+++ Material +++

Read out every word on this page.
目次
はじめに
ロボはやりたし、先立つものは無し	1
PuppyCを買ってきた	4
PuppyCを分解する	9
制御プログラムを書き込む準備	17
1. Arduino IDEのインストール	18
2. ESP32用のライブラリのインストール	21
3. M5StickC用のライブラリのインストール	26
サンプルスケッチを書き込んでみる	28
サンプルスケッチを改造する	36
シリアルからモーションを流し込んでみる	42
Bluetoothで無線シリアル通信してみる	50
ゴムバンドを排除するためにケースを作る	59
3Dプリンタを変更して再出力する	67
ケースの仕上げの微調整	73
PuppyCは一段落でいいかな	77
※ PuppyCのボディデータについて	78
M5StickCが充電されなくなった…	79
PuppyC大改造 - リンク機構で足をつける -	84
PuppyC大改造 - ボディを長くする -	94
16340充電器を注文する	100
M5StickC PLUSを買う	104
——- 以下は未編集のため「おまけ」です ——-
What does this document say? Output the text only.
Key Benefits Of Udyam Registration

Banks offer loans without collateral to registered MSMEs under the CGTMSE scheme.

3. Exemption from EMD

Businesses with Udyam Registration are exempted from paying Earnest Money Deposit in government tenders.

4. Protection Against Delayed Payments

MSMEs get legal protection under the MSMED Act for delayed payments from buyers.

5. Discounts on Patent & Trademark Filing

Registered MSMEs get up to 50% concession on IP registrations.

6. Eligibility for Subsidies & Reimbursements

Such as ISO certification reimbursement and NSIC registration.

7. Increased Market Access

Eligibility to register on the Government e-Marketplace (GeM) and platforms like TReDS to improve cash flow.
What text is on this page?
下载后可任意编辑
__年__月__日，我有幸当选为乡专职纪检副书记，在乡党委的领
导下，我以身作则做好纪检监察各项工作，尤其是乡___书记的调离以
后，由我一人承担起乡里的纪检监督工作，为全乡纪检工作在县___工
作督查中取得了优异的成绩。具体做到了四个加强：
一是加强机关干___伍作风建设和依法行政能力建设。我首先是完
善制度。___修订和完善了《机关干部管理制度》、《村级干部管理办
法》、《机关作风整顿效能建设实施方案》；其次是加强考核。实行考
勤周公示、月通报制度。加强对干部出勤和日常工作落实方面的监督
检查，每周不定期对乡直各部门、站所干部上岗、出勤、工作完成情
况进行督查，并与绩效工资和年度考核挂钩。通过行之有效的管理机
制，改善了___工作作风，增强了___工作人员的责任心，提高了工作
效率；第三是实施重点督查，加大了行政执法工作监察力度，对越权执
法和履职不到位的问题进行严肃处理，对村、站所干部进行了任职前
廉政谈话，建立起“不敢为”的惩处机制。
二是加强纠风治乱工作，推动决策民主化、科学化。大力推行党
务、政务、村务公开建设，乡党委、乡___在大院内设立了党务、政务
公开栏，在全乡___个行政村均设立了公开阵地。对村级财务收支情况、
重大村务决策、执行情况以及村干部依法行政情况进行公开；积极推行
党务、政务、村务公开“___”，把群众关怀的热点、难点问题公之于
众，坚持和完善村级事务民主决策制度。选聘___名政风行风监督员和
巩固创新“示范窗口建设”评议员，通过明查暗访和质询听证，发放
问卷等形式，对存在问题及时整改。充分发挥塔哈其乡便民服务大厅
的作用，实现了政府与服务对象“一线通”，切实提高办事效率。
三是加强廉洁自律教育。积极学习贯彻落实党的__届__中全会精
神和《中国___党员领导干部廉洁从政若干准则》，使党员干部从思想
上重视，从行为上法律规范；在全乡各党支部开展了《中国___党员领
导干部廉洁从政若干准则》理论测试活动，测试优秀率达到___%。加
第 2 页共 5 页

+++

> [What to produce]: Select every line in the records above that contains the word "this".

> [The completed task]:
Read out every word on this page.
What does this document say? Output the text only.
What text is on this page?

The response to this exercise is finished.